Exercise. Reproduce every line of the records below, replacing each occurrence of "divider" with "separator" and leaving everything else unchanged.

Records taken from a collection
--
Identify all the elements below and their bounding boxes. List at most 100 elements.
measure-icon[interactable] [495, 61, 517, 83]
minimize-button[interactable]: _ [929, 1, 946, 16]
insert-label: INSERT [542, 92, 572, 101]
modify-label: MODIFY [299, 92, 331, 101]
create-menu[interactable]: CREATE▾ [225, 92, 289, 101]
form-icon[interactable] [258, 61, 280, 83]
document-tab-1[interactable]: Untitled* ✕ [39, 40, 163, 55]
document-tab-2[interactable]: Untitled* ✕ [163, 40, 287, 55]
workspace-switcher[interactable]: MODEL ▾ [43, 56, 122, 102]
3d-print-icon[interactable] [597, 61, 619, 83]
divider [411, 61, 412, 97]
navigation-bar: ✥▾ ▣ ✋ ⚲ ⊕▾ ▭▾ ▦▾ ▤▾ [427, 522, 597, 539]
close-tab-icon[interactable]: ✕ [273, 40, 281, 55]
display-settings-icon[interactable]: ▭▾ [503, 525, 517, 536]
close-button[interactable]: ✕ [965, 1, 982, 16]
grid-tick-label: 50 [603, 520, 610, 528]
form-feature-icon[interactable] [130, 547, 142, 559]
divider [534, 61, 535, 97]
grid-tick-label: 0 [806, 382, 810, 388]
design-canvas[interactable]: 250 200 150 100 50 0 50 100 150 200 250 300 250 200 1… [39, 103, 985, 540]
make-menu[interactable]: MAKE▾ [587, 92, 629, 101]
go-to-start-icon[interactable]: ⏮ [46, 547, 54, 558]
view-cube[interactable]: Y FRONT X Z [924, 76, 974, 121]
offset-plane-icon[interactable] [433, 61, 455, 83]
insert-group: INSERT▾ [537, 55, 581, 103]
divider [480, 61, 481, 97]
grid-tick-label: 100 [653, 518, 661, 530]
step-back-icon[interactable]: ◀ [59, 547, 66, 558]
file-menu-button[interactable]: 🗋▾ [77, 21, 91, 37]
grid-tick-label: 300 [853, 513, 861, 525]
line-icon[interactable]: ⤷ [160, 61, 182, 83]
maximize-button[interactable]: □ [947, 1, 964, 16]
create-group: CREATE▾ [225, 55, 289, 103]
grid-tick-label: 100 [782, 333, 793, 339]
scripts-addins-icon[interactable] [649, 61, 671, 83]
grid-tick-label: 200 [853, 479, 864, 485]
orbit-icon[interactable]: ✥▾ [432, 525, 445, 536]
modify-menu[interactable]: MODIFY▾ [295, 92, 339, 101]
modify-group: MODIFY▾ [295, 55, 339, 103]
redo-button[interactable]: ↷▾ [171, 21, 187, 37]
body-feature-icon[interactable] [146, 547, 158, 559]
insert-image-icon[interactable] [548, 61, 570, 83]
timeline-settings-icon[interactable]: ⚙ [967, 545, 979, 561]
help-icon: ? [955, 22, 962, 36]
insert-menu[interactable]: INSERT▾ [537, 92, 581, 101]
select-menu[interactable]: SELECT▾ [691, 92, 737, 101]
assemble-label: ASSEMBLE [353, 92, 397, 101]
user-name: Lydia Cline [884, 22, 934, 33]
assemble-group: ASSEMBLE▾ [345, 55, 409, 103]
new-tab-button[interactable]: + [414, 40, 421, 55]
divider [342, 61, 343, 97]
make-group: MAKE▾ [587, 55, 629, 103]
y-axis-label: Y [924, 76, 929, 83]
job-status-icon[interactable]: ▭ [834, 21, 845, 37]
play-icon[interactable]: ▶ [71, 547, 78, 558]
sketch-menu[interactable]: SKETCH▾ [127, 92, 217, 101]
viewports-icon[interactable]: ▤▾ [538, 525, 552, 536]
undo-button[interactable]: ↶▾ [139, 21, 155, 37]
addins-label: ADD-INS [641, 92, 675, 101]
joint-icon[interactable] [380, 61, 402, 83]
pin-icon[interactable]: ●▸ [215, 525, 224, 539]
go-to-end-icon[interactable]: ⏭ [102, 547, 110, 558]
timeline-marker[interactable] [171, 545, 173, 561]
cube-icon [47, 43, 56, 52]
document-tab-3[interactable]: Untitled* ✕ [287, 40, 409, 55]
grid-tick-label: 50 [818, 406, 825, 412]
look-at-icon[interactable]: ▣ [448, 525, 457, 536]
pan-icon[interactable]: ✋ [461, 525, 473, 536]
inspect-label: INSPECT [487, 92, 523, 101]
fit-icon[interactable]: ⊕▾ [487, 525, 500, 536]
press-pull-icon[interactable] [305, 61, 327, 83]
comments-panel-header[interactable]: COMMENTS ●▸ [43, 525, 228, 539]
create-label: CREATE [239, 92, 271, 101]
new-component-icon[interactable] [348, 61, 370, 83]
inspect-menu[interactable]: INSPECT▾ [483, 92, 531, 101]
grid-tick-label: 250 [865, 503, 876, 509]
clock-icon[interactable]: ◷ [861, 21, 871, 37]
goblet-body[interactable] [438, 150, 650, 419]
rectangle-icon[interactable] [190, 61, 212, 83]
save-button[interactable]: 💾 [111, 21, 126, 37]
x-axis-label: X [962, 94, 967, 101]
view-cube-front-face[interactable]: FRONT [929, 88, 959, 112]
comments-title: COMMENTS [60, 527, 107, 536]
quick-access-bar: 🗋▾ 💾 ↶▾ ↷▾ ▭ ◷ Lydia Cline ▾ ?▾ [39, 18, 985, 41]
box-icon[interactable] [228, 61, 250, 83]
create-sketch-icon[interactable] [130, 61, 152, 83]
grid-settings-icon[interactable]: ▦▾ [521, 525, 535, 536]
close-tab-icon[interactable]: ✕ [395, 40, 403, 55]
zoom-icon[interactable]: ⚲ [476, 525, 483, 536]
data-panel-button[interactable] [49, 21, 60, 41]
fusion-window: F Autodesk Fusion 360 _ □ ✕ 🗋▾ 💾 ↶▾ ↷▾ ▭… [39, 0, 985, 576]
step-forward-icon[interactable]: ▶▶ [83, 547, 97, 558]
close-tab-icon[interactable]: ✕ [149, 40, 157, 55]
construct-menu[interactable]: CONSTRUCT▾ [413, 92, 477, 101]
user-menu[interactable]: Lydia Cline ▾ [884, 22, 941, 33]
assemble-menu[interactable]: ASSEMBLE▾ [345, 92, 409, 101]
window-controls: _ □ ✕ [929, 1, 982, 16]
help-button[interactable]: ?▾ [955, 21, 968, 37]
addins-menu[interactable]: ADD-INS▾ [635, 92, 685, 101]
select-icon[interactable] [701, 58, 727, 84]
--
Result below.
Identify all the elements below and their bounding boxes. List at most 100 elements.
measure-icon[interactable] [495, 61, 517, 83]
minimize-button[interactable]: _ [929, 1, 946, 16]
insert-label: INSERT [542, 92, 572, 101]
modify-label: MODIFY [299, 92, 331, 101]
create-menu[interactable]: CREATE▾ [225, 92, 289, 101]
form-icon[interactable] [258, 61, 280, 83]
document-tab-1[interactable]: Untitled* ✕ [39, 40, 163, 55]
document-tab-2[interactable]: Untitled* ✕ [163, 40, 287, 55]
workspace-switcher[interactable]: MODEL ▾ [43, 56, 122, 102]
3d-print-icon[interactable] [597, 61, 619, 83]
separator [411, 61, 412, 97]
navigation-bar: ✥▾ ▣ ✋ ⚲ ⊕▾ ▭▾ ▦▾ ▤▾ [427, 522, 597, 539]
close-tab-icon[interactable]: ✕ [273, 40, 281, 55]
display-settings-icon[interactable]: ▭▾ [503, 525, 517, 536]
close-button[interactable]: ✕ [965, 1, 982, 16]
grid-tick-label: 50 [603, 520, 610, 528]
form-feature-icon[interactable] [130, 547, 142, 559]
separator [534, 61, 535, 97]
grid-tick-label: 0 [806, 382, 810, 388]
design-canvas[interactable]: 250 200 150 100 50 0 50 100 150 200 250 300 250 200 1… [39, 103, 985, 540]
make-menu[interactable]: MAKE▾ [587, 92, 629, 101]
go-to-start-icon[interactable]: ⏮ [46, 547, 54, 558]
view-cube[interactable]: Y FRONT X Z [924, 76, 974, 121]
offset-plane-icon[interactable] [433, 61, 455, 83]
insert-group: INSERT▾ [537, 55, 581, 103]
separator [480, 61, 481, 97]
grid-tick-label: 100 [653, 518, 661, 530]
step-back-icon[interactable]: ◀ [59, 547, 66, 558]
file-menu-button[interactable]: 🗋▾ [77, 21, 91, 37]
grid-tick-label: 300 [853, 513, 861, 525]
line-icon[interactable]: ⤷ [160, 61, 182, 83]
maximize-button[interactable]: □ [947, 1, 964, 16]
create-group: CREATE▾ [225, 55, 289, 103]
grid-tick-label: 100 [782, 333, 793, 339]
scripts-addins-icon[interactable] [649, 61, 671, 83]
grid-tick-label: 200 [853, 479, 864, 485]
orbit-icon[interactable]: ✥▾ [432, 525, 445, 536]
modify-menu[interactable]: MODIFY▾ [295, 92, 339, 101]
modify-group: MODIFY▾ [295, 55, 339, 103]
redo-button[interactable]: ↷▾ [171, 21, 187, 37]
body-feature-icon[interactable] [146, 547, 158, 559]
insert-image-icon[interactable] [548, 61, 570, 83]
timeline-settings-icon[interactable]: ⚙ [967, 545, 979, 561]
help-icon: ? [955, 22, 962, 36]
insert-menu[interactable]: INSERT▾ [537, 92, 581, 101]
select-menu[interactable]: SELECT▾ [691, 92, 737, 101]
assemble-label: ASSEMBLE [353, 92, 397, 101]
user-name: Lydia Cline [884, 22, 934, 33]
assemble-group: ASSEMBLE▾ [345, 55, 409, 103]
new-tab-button[interactable]: + [414, 40, 421, 55]
separator [342, 61, 343, 97]
make-group: MAKE▾ [587, 55, 629, 103]
y-axis-label: Y [924, 76, 929, 83]
job-status-icon[interactable]: ▭ [834, 21, 845, 37]
play-icon[interactable]: ▶ [71, 547, 78, 558]
sketch-menu[interactable]: SKETCH▾ [127, 92, 217, 101]
viewports-icon[interactable]: ▤▾ [538, 525, 552, 536]
undo-button[interactable]: ↶▾ [139, 21, 155, 37]
addins-label: ADD-INS [641, 92, 675, 101]
joint-icon[interactable] [380, 61, 402, 83]
pin-icon[interactable]: ●▸ [215, 525, 224, 539]
go-to-end-icon[interactable]: ⏭ [102, 547, 110, 558]
timeline-marker[interactable] [171, 545, 173, 561]
cube-icon [47, 43, 56, 52]
document-tab-3[interactable]: Untitled* ✕ [287, 40, 409, 55]
grid-tick-label: 50 [818, 406, 825, 412]
look-at-icon[interactable]: ▣ [448, 525, 457, 536]
pan-icon[interactable]: ✋ [461, 525, 473, 536]
inspect-label: INSPECT [487, 92, 523, 101]
fit-icon[interactable]: ⊕▾ [487, 525, 500, 536]
press-pull-icon[interactable] [305, 61, 327, 83]
comments-panel-header[interactable]: COMMENTS ●▸ [43, 525, 228, 539]
create-label: CREATE [239, 92, 271, 101]
new-component-icon[interactable] [348, 61, 370, 83]
inspect-menu[interactable]: INSPECT▾ [483, 92, 531, 101]
grid-tick-label: 250 [865, 503, 876, 509]
clock-icon[interactable]: ◷ [861, 21, 871, 37]
goblet-body[interactable] [438, 150, 650, 419]
rectangle-icon[interactable] [190, 61, 212, 83]
save-button[interactable]: 💾 [111, 21, 126, 37]
x-axis-label: X [962, 94, 967, 101]
view-cube-front-face[interactable]: FRONT [929, 88, 959, 112]
comments-title: COMMENTS [60, 527, 107, 536]
quick-access-bar: 🗋▾ 💾 ↶▾ ↷▾ ▭ ◷ Lydia Cline ▾ ?▾ [39, 18, 985, 41]
box-icon[interactable] [228, 61, 250, 83]
create-sketch-icon[interactable] [130, 61, 152, 83]
grid-settings-icon[interactable]: ▦▾ [521, 525, 535, 536]
close-tab-icon[interactable]: ✕ [395, 40, 403, 55]
zoom-icon[interactable]: ⚲ [476, 525, 483, 536]
data-panel-button[interactable] [49, 21, 60, 41]
fusion-window: F Autodesk Fusion 360 _ □ ✕ 🗋▾ 💾 ↶▾ ↷▾ ▭… [39, 0, 985, 576]
step-forward-icon[interactable]: ▶▶ [83, 547, 97, 558]
close-tab-icon[interactable]: ✕ [149, 40, 157, 55]
construct-menu[interactable]: CONSTRUCT▾ [413, 92, 477, 101]
user-menu[interactable]: Lydia Cline ▾ [884, 22, 941, 33]
assemble-menu[interactable]: ASSEMBLE▾ [345, 92, 409, 101]
window-controls: _ □ ✕ [929, 1, 982, 16]
help-button[interactable]: ?▾ [955, 21, 968, 37]
addins-menu[interactable]: ADD-INS▾ [635, 92, 685, 101]
select-icon[interactable] [701, 58, 727, 84]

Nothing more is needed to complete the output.